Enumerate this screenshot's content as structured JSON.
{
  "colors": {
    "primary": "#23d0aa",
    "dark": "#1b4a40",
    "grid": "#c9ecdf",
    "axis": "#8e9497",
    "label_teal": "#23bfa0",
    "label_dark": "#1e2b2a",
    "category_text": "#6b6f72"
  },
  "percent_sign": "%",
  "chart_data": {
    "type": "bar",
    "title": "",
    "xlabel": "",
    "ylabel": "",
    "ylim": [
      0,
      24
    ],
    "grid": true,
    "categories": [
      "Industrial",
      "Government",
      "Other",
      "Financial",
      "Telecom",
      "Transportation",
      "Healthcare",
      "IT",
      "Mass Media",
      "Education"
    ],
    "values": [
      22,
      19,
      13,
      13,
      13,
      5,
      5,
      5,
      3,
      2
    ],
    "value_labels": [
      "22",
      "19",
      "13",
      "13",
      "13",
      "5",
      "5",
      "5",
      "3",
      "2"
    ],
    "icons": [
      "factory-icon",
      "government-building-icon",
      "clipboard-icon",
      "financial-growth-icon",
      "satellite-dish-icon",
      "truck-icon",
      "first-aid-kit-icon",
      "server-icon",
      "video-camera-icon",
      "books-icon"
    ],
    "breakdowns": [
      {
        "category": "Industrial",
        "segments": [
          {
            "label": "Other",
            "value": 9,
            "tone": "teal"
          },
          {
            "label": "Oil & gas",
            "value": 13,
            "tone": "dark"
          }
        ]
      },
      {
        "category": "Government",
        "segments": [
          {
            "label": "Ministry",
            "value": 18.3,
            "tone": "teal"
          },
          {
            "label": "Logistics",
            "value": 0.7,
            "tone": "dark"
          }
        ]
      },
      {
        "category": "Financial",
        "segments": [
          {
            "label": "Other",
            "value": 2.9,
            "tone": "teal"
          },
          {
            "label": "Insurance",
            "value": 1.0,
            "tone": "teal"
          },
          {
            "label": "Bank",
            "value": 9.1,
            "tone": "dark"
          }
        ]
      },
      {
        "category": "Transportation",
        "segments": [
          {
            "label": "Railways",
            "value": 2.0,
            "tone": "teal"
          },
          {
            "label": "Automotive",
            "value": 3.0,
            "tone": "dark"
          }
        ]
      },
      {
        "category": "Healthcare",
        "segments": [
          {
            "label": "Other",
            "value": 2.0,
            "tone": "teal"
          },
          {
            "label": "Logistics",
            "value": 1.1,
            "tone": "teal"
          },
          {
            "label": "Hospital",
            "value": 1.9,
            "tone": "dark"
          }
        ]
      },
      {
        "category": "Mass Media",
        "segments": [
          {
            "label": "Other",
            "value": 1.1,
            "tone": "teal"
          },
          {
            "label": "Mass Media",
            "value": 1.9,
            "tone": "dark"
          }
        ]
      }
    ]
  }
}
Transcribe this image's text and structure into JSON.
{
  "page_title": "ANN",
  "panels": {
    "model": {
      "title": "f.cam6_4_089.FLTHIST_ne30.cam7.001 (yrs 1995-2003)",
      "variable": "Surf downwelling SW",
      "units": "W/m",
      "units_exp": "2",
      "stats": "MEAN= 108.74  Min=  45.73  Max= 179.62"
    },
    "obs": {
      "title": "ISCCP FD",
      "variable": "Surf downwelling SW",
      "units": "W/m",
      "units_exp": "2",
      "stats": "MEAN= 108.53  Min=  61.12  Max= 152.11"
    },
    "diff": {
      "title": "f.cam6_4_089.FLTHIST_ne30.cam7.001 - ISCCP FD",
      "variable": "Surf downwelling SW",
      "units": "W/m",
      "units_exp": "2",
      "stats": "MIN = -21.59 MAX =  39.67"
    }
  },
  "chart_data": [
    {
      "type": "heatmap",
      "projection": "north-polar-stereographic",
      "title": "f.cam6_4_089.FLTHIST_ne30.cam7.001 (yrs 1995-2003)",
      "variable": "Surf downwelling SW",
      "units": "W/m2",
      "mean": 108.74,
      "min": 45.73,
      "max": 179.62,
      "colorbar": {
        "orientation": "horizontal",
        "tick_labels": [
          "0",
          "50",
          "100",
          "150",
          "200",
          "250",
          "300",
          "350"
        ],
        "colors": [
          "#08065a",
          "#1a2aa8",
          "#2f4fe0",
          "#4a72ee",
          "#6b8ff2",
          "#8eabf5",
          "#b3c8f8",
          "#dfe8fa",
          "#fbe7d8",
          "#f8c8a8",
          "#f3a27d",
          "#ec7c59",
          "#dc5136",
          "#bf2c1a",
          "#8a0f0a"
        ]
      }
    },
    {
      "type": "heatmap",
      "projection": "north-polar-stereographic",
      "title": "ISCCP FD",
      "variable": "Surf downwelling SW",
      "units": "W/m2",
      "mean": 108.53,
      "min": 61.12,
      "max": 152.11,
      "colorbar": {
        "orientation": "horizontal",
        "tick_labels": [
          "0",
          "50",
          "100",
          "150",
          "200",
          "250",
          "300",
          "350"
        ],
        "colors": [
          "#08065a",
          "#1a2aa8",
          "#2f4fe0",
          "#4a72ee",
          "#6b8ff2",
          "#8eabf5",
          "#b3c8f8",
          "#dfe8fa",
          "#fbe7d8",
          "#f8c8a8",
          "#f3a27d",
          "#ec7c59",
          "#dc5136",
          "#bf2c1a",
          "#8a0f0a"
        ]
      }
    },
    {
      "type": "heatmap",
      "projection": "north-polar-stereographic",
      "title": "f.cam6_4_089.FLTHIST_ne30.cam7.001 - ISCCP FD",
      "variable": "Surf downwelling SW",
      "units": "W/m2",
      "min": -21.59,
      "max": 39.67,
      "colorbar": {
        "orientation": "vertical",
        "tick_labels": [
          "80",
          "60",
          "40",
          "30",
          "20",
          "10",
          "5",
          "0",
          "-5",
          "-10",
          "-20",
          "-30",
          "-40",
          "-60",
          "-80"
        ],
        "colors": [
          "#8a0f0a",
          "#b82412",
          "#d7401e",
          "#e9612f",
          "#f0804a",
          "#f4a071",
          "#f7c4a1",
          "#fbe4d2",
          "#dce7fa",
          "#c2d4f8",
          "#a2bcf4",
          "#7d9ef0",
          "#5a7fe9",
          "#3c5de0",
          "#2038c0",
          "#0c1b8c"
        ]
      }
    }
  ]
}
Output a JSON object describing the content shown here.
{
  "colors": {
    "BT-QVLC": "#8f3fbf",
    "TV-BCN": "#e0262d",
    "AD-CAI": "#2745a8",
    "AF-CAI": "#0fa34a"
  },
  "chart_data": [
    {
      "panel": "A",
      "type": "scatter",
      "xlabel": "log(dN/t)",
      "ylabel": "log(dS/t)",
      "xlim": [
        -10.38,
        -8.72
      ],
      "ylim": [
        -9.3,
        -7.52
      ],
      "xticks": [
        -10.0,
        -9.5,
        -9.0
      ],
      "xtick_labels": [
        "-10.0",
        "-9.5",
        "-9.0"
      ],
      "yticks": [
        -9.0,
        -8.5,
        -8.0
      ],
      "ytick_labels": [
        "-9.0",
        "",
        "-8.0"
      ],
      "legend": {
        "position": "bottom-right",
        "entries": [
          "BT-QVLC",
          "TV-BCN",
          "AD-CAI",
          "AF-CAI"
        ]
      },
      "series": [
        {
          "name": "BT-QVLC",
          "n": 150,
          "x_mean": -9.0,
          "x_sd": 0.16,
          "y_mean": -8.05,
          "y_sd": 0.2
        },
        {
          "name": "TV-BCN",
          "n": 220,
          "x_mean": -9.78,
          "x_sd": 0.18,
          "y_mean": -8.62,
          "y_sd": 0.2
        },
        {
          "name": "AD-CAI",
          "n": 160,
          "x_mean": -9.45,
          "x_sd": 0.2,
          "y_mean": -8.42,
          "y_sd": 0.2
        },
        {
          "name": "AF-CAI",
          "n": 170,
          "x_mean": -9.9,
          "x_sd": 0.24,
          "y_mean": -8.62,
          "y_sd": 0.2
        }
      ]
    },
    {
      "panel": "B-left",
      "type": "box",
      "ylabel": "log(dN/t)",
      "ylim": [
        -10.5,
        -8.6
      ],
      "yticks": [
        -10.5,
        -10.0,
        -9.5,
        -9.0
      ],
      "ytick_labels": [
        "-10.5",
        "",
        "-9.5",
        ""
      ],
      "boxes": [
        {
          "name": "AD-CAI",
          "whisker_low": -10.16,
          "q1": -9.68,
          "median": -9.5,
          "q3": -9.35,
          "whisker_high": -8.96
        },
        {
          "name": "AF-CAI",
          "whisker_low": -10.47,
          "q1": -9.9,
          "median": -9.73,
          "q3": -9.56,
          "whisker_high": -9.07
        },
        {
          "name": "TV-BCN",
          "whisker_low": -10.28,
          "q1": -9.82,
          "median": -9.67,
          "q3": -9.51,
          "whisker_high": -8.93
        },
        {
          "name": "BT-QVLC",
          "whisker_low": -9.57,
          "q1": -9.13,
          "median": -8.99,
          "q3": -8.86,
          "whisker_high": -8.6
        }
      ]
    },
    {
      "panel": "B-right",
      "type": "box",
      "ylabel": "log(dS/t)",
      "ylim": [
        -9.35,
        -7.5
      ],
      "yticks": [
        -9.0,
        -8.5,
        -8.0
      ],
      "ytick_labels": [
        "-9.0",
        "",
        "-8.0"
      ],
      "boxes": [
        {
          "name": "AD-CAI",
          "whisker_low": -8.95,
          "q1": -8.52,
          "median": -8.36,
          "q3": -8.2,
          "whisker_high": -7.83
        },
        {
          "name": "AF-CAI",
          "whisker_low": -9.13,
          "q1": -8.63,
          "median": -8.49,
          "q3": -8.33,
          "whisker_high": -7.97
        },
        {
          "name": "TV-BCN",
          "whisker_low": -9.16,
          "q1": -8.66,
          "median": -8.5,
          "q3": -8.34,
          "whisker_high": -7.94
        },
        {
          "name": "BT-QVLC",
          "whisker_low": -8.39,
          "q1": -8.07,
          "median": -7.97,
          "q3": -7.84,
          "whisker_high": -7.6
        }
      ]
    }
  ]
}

■ ■ ■ ■ ■ ■ ■

Extract every line that has the string "Transportation" in it.

      "Transportation",
        "category": "Transportation",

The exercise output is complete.